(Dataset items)
━━━━━━━━━━

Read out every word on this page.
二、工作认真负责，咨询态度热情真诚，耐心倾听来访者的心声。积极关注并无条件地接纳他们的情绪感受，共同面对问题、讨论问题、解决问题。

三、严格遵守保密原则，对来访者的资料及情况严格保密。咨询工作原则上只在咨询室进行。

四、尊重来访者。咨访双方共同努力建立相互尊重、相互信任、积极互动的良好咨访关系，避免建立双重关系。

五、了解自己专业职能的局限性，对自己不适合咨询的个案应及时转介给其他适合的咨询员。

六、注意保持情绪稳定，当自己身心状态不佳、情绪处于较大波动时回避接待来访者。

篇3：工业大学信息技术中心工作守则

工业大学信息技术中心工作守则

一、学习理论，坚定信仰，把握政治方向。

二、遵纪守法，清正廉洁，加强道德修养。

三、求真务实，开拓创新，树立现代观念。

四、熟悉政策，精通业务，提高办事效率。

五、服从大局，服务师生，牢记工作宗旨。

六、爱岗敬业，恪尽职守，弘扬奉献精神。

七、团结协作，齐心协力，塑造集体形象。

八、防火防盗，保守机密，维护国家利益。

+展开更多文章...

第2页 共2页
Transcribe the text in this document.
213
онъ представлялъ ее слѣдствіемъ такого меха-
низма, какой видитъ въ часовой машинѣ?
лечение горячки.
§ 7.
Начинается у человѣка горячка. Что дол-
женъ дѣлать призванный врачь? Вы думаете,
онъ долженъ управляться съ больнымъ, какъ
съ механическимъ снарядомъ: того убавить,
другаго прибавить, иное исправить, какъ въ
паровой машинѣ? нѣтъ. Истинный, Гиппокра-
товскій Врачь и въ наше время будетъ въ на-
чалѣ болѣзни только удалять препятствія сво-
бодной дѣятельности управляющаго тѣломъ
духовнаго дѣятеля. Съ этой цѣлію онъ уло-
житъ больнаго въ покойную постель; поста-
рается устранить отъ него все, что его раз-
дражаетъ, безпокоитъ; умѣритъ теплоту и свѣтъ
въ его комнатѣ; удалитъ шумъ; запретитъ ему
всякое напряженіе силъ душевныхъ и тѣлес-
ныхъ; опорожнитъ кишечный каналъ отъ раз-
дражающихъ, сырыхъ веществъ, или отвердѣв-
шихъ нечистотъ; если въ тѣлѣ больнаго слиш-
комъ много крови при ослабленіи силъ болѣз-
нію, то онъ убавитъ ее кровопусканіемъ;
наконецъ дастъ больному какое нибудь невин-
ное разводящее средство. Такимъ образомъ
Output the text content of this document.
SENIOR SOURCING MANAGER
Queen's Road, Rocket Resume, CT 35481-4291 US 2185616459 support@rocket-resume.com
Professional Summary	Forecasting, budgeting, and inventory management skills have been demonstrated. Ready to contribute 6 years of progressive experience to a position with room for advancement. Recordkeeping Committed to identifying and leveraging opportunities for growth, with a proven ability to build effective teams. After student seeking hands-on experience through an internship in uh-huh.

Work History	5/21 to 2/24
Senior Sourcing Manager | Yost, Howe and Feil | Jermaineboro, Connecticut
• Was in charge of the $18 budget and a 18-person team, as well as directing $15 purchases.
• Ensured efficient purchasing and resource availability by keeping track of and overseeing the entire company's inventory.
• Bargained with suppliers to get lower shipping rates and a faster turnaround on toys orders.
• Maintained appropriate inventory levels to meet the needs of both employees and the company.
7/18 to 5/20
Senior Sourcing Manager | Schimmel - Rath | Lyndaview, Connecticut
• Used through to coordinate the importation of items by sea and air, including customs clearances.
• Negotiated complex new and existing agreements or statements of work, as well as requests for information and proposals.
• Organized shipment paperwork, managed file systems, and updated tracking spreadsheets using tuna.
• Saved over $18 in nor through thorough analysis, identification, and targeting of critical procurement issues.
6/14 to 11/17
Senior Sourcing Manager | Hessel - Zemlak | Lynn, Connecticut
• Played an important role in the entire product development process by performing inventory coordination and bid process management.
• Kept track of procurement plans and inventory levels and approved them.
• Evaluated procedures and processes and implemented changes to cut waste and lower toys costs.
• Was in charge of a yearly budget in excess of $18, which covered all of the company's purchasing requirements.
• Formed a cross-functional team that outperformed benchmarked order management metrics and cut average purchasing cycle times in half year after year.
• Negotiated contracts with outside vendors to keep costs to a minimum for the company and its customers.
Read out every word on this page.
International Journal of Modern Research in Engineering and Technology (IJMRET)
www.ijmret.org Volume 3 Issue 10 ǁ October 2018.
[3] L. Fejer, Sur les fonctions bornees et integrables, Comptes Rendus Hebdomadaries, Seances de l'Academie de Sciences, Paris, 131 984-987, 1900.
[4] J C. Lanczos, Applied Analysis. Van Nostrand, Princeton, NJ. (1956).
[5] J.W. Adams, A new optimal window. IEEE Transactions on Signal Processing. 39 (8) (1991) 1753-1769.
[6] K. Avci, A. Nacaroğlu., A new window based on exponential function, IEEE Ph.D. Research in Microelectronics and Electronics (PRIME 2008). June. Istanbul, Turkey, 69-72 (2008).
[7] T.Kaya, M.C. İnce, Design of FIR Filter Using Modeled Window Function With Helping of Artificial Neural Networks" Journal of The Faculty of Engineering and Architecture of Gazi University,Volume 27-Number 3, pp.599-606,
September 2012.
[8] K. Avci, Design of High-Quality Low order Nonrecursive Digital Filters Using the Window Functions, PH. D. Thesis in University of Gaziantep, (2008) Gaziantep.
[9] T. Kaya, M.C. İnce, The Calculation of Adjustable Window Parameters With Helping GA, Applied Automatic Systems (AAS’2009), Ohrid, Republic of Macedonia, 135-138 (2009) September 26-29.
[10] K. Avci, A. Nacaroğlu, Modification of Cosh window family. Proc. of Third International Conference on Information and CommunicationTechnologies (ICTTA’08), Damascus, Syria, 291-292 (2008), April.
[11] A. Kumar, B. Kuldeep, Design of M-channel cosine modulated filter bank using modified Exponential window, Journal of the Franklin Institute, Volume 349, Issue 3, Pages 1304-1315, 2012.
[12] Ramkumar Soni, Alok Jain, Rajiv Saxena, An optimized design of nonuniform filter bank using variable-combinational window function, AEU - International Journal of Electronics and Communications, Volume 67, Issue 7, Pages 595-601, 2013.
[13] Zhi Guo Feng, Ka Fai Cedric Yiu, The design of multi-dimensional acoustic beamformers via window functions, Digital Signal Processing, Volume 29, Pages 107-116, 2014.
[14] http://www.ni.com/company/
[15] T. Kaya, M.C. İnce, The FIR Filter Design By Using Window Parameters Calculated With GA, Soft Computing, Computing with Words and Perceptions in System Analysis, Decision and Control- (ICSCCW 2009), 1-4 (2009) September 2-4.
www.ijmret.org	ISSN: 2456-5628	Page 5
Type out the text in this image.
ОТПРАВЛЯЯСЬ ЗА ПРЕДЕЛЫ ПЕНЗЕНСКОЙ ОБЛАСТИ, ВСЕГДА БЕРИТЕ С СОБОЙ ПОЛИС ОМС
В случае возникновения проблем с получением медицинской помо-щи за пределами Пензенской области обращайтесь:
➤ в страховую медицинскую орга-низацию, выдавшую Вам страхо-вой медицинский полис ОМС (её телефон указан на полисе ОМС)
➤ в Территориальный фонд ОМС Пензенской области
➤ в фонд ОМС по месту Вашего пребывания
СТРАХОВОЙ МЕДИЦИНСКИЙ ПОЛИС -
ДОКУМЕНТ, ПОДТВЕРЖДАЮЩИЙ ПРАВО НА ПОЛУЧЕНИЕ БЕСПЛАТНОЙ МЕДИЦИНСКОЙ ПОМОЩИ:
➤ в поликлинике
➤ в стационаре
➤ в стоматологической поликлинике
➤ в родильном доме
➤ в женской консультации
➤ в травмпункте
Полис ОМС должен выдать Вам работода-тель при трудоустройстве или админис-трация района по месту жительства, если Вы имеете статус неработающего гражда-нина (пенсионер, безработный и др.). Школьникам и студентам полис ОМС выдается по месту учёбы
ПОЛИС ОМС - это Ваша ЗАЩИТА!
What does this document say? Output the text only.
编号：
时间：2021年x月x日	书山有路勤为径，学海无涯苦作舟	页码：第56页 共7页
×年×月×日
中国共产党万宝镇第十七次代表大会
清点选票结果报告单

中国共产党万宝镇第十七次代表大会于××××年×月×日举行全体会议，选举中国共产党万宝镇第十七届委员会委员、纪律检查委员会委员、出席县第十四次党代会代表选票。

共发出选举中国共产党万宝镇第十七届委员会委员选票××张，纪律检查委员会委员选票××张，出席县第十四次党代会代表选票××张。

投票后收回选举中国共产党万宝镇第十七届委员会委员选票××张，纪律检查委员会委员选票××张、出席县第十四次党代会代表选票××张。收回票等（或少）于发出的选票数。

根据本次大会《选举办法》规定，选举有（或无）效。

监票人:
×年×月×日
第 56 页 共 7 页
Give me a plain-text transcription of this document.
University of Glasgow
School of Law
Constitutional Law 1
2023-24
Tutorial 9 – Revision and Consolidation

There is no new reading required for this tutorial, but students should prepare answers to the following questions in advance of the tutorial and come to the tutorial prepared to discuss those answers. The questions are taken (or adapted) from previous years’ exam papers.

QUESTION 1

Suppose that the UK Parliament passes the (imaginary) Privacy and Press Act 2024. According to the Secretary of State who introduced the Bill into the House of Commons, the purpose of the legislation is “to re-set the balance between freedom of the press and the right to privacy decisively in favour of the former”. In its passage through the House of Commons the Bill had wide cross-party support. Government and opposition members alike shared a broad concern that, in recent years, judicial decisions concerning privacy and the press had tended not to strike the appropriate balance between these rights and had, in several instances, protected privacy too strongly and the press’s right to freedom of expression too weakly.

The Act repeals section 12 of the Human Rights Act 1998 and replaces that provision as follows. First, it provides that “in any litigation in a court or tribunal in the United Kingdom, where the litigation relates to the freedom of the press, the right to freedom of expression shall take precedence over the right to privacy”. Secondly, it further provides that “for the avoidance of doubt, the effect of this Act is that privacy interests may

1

━━━━━━━━━━

#### PROBLEM TO WORK ON:
Go through the records. Copy each line where "levels" appears.

#### WRITTEN RESPONSE:
• Maintained appropriate inventory levels to meet the needs of both employees and the company.
• Kept track of procurement plans and inventory levels and approved them.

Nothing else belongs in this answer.